### DO THIS
Scan the records below. List lines holding "surtout".

Saved entries

======

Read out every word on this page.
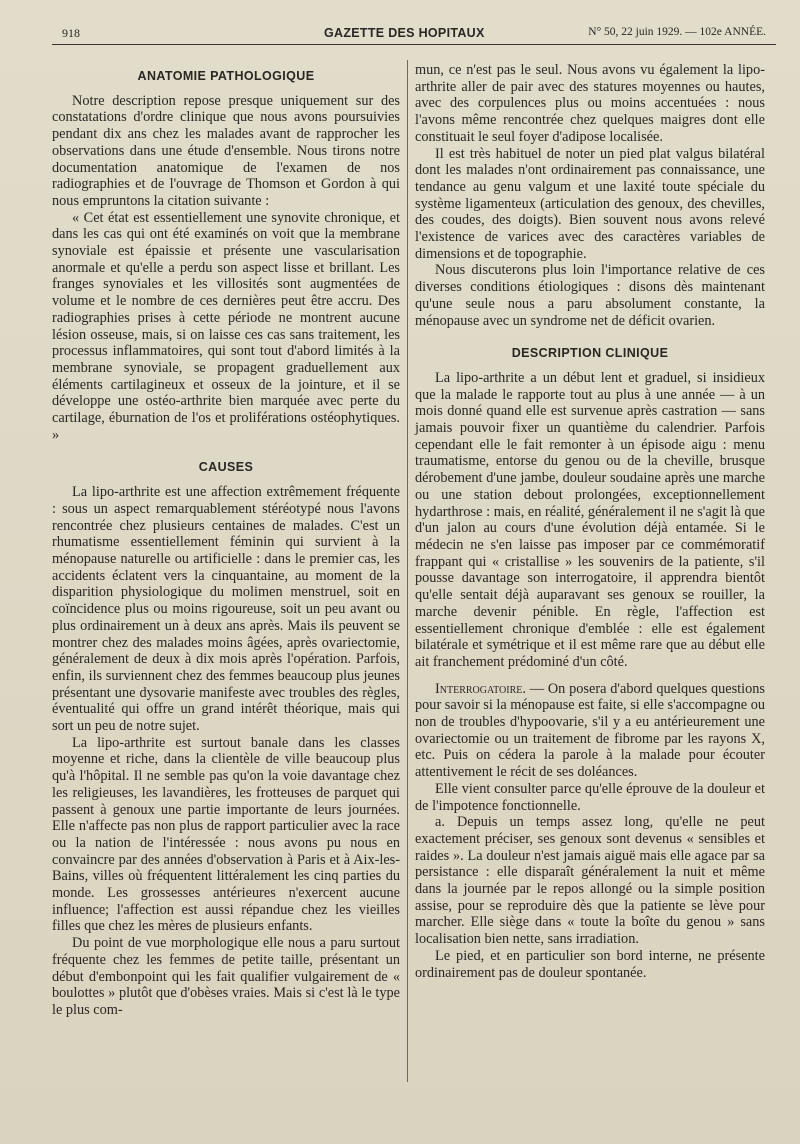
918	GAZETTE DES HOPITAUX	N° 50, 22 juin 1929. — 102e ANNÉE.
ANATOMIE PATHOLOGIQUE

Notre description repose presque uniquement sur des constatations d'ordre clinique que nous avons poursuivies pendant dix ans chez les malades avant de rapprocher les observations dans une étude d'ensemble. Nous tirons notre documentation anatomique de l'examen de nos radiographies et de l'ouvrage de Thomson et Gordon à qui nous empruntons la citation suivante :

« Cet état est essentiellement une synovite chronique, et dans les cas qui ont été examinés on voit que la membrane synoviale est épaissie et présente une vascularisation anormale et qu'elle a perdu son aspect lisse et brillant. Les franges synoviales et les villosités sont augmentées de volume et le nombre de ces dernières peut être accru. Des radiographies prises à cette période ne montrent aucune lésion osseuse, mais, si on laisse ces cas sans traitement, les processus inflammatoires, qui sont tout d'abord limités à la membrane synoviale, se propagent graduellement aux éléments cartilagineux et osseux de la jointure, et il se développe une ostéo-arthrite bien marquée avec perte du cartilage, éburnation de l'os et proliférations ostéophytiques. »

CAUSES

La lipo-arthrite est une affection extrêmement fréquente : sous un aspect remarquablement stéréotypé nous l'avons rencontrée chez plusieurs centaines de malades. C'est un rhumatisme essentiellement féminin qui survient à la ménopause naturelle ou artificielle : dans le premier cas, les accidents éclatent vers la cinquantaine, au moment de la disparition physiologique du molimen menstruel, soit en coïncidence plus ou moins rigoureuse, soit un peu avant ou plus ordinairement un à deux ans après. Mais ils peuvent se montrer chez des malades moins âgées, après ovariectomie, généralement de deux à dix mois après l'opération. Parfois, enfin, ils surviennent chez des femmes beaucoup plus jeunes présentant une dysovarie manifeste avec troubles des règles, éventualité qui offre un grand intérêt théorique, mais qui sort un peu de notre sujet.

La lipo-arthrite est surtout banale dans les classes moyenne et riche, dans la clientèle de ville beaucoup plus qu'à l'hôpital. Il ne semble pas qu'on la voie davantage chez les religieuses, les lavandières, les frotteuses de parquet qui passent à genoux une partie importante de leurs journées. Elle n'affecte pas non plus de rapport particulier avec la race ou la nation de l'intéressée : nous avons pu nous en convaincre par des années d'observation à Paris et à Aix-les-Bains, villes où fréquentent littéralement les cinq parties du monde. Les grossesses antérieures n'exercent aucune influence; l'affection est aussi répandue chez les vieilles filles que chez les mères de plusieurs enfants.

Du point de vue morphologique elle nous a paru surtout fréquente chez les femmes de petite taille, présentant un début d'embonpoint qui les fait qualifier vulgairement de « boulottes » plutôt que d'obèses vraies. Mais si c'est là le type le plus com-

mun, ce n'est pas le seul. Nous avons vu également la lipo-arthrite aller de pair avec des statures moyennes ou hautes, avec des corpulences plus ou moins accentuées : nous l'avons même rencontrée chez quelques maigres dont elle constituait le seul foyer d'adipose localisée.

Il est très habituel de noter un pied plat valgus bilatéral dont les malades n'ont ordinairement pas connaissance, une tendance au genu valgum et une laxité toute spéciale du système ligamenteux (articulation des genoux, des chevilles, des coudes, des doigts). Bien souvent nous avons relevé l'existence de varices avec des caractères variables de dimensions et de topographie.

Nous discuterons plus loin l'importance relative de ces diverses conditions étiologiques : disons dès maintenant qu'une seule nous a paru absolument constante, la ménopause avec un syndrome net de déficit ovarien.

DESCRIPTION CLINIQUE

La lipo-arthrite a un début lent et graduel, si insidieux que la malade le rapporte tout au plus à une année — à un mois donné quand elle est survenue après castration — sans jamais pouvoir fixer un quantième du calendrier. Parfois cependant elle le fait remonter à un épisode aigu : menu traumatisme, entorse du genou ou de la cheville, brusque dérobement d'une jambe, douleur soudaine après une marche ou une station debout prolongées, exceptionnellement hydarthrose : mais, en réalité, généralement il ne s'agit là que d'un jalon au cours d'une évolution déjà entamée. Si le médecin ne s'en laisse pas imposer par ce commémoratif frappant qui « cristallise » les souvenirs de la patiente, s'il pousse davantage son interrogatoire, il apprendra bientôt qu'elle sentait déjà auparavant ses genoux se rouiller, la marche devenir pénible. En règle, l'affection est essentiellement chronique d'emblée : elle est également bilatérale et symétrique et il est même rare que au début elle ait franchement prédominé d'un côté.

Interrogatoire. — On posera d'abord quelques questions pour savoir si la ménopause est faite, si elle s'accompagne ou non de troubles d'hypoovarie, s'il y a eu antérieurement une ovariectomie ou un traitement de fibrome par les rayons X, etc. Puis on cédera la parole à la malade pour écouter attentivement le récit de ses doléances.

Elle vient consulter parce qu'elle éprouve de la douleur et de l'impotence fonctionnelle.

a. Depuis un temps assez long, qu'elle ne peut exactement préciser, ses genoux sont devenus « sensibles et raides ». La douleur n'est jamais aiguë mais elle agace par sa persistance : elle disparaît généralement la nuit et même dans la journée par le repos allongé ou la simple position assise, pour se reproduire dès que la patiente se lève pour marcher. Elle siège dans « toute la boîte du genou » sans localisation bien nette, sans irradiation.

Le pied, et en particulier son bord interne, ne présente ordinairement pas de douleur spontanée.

======

### RESULT OF THE TASK
La lipo-arthrite est surtout banale dans les classes moyenne et riche, dans la clientèle de ville beaucoup plus qu'à l'hôpital. Il ne semble pas qu'on la voie davantage chez les religieuses, les lavandières, les frotteuses de parquet qui passent à genoux une partie importante de leurs journées. Elle n'affecte pas non plus de rapport particulier avec la race ou la nation de l'intéressée : nous avons pu nous en convaincre par des années d'observation à Paris et à Aix-les-Bains, villes où fréquentent littéralement les cinq parties du monde. Les grossesses antérieures n'exercent aucune influence; l'affection est aussi répandue chez les vieilles filles que chez les mères de plusieurs enfants.
Du point de vue morphologique elle nous a paru surtout fréquente chez les femmes de petite taille, présentant un début d'embonpoint qui les fait qualifier vulgairement de « boulottes » plutôt que d'obèses vraies. Mais si c'est là le type le plus com-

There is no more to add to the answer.